Instructions for the task
Go through the entries below and retype them exactly, omitting each picture.

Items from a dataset

╔══

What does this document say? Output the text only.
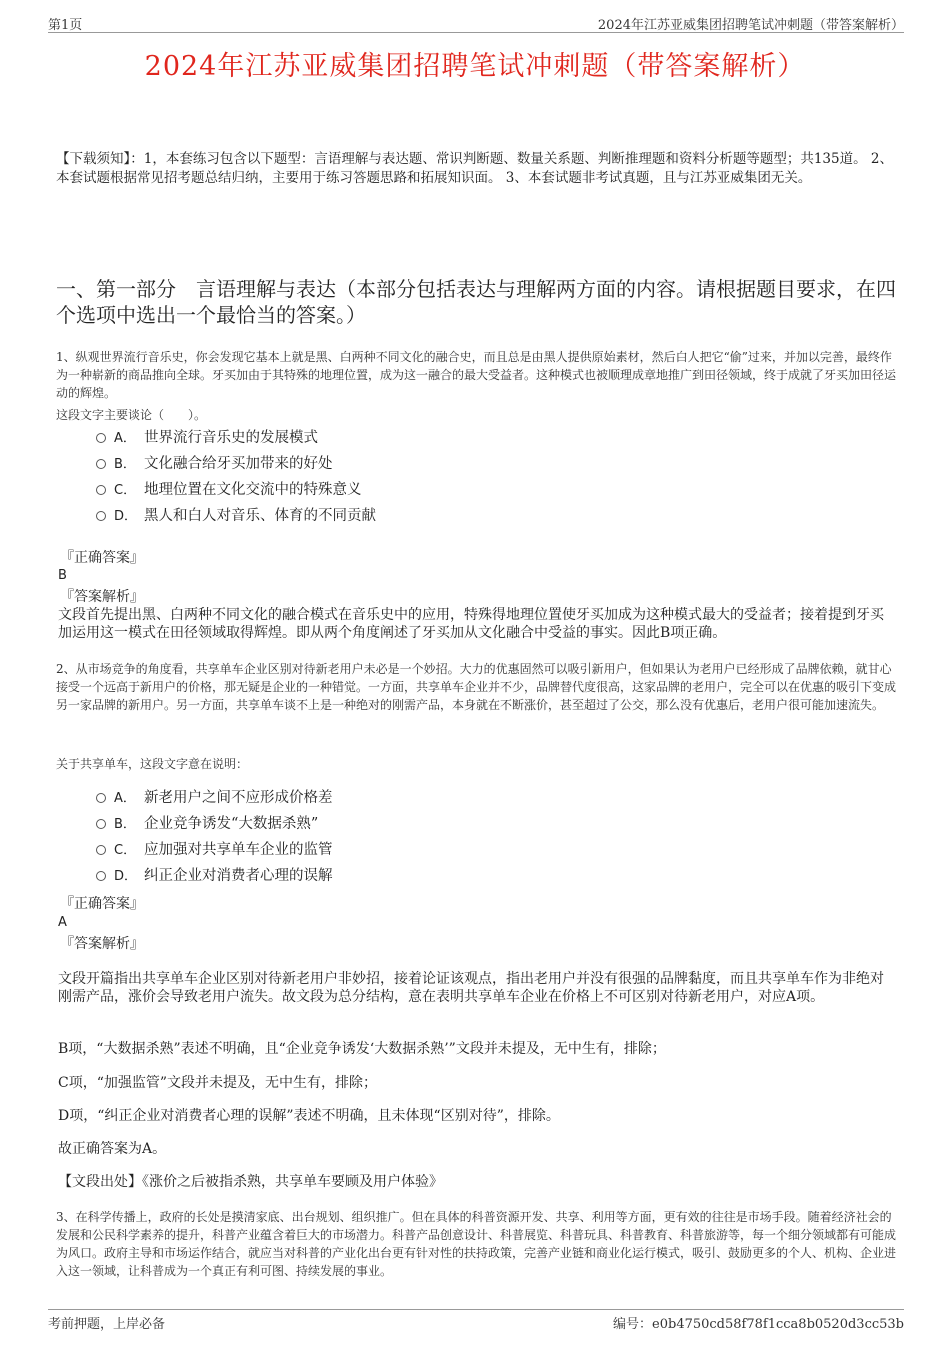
第1页	2024年江苏亚威集团招聘笔试冲刺题（带答案解析）
2024年江苏亚威集团招聘笔试冲刺题（带答案解析）
【下载须知】：1，本套练习包含以下题型：言语理解与表达题、常识判断题、数量关系题、判断推理题和资料分析题等题型；共135道。 2、本套试题根据常见招考题总结归纳，主要用于练习答题思路和拓展知识面。 3、本套试题非考试真题，且与江苏亚威集团无关。
一、第一部分　言语理解与表达（本部分包括表达与理解两方面的内容。请根据题目要求，在四个选项中选出一个最恰当的答案。）
1、纵观世界流行音乐史，你会发现它基本上就是黑、白两种不同文化的融合史，而且总是由黑人提供原始素材，然后白人把它“偷”过来，并加以完善，最终作为一种崭新的商品推向全球。牙买加由于其特殊的地理位置，成为这一融合的最大受益者。这种模式也被顺理成章地推广到田径领域，终于成就了牙买加田径运动的辉煌。
这段文字主要谈论（　　）。
A． 世界流行音乐史的发展模式
B． 文化融合给牙买加带来的好处
C． 地理位置在文化交流中的特殊意义
D． 黑人和白人对音乐、体育的不同贡献
『正确答案』
B
『答案解析』
文段首先提出黑、白两种不同文化的融合模式在音乐史中的应用，特殊得地理位置使牙买加成为这种模式最大的受益者；接着提到牙买加运用这一模式在田径领域取得辉煌。即从两个角度阐述了牙买加从文化融合中受益的事实。因此B项正确。
2、从市场竞争的角度看，共享单车企业区别对待新老用户未必是一个妙招。大力的优惠固然可以吸引新用户，但如果认为老用户已经形成了品牌依赖，就甘心接受一个远高于新用户的价格，那无疑是企业的一种错觉。一方面，共享单车企业并不少，品牌替代度很高，这家品牌的老用户，完全可以在优惠的吸引下变成另一家品牌的新用户。另一方面，共享单车谈不上是一种绝对的刚需产品，本身就在不断涨价，甚至超过了公交，那么没有优惠后，老用户很可能加速流失。
关于共享单车，这段文字意在说明：
A． 新老用户之间不应形成价格差
B． 企业竞争诱发“大数据杀熟”
C． 应加强对共享单车企业的监管
D． 纠正企业对消费者心理的误解
『正确答案』
A
『答案解析』
文段开篇指出共享单车企业区别对待新老用户非妙招，接着论证该观点，指出老用户并没有很强的品牌黏度，而且共享单车作为非绝对刚需产品，涨价会导致老用户流失。故文段为总分结构，意在表明共享单车企业在价格上不可区别对待新老用户，对应A项。
B项，“大数据杀熟”表述不明确，且“企业竞争诱发‘大数据杀熟’”文段并未提及，无中生有，排除；
C项，“加强监管”文段并未提及，无中生有，排除；
D项，“纠正企业对消费者心理的误解”表述不明确，且未体现“区别对待”，排除。
故正确答案为A。
【文段出处】《涨价之后被指杀熟，共享单车要顾及用户体验》
3、在科学传播上，政府的长处是摸清家底、出台规划、组织推广。但在具体的科普资源开发、共享、利用等方面，更有效的往往是市场手段。随着经济社会的发展和公民科学素养的提升，科普产业蕴含着巨大的市场潜力。科普产品创意设计、科普展览、科普玩具、科普教育、科普旅游等，每一个细分领域都有可能成为风口。政府主导和市场运作结合，就应当对科普的产业化出台更有针对性的扶持政策，完善产业链和商业化运行模式，吸引、鼓励更多的个人、机构、企业进入这一领域，让科普成为一个真正有利可图、持续发展的事业。
考前押题，上岸必备	编号：e0b4750cd58f78f1cca8b0520d3cc53b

╚══

The completed task
What does this document say? Output the text only.
第1页	2024年江苏亚威集团招聘笔试冲刺题（带答案解析）
2024年江苏亚威集团招聘笔试冲刺题（带答案解析）
【下载须知】：1，本套练习包含以下题型：言语理解与表达题、常识判断题、数量关系题、判断推理题和资料分析题等题型；共135道。 2、本套试题根据常见招考题总结归纳，主要用于练习答题思路和拓展知识面。 3、本套试题非考试真题，且与江苏亚威集团无关。
一、第一部分　言语理解与表达（本部分包括表达与理解两方面的内容。请根据题目要求，在四个选项中选出一个最恰当的答案。）
1、纵观世界流行音乐史，你会发现它基本上就是黑、白两种不同文化的融合史，而且总是由黑人提供原始素材，然后白人把它“偷”过来，并加以完善，最终作为一种崭新的商品推向全球。牙买加由于其特殊的地理位置，成为这一融合的最大受益者。这种模式也被顺理成章地推广到田径领域，终于成就了牙买加田径运动的辉煌。
这段文字主要谈论（　　）。
A． 世界流行音乐史的发展模式
B． 文化融合给牙买加带来的好处
C． 地理位置在文化交流中的特殊意义
D． 黑人和白人对音乐、体育的不同贡献
『正确答案』
B
『答案解析』
文段首先提出黑、白两种不同文化的融合模式在音乐史中的应用，特殊得地理位置使牙买加成为这种模式最大的受益者；接着提到牙买加运用这一模式在田径领域取得辉煌。即从两个角度阐述了牙买加从文化融合中受益的事实。因此B项正确。
2、从市场竞争的角度看，共享单车企业区别对待新老用户未必是一个妙招。大力的优惠固然可以吸引新用户，但如果认为老用户已经形成了品牌依赖，就甘心接受一个远高于新用户的价格，那无疑是企业的一种错觉。一方面，共享单车企业并不少，品牌替代度很高，这家品牌的老用户，完全可以在优惠的吸引下变成另一家品牌的新用户。另一方面，共享单车谈不上是一种绝对的刚需产品，本身就在不断涨价，甚至超过了公交，那么没有优惠后，老用户很可能加速流失。
关于共享单车，这段文字意在说明：
A． 新老用户之间不应形成价格差
B． 企业竞争诱发“大数据杀熟”
C． 应加强对共享单车企业的监管
D． 纠正企业对消费者心理的误解
『正确答案』
A
『答案解析』
文段开篇指出共享单车企业区别对待新老用户非妙招，接着论证该观点，指出老用户并没有很强的品牌黏度，而且共享单车作为非绝对刚需产品，涨价会导致老用户流失。故文段为总分结构，意在表明共享单车企业在价格上不可区别对待新老用户，对应A项。
B项，“大数据杀熟”表述不明确，且“企业竞争诱发‘大数据杀熟’”文段并未提及，无中生有，排除；
C项，“加强监管”文段并未提及，无中生有，排除；
D项，“纠正企业对消费者心理的误解”表述不明确，且未体现“区别对待”，排除。
故正确答案为A。
【文段出处】《涨价之后被指杀熟，共享单车要顾及用户体验》
3、在科学传播上，政府的长处是摸清家底、出台规划、组织推广。但在具体的科普资源开发、共享、利用等方面，更有效的往往是市场手段。随着经济社会的发展和公民科学素养的提升，科普产业蕴含着巨大的市场潜力。科普产品创意设计、科普展览、科普玩具、科普教育、科普旅游等，每一个细分领域都有可能成为风口。政府主导和市场运作结合，就应当对科普的产业化出台更有针对性的扶持政策，完善产业链和商业化运行模式，吸引、鼓励更多的个人、机构、企业进入这一领域，让科普成为一个真正有利可图、持续发展的事业。
考前押题，上岸必备	编号：e0b4750cd58f78f1cca8b0520d3cc53b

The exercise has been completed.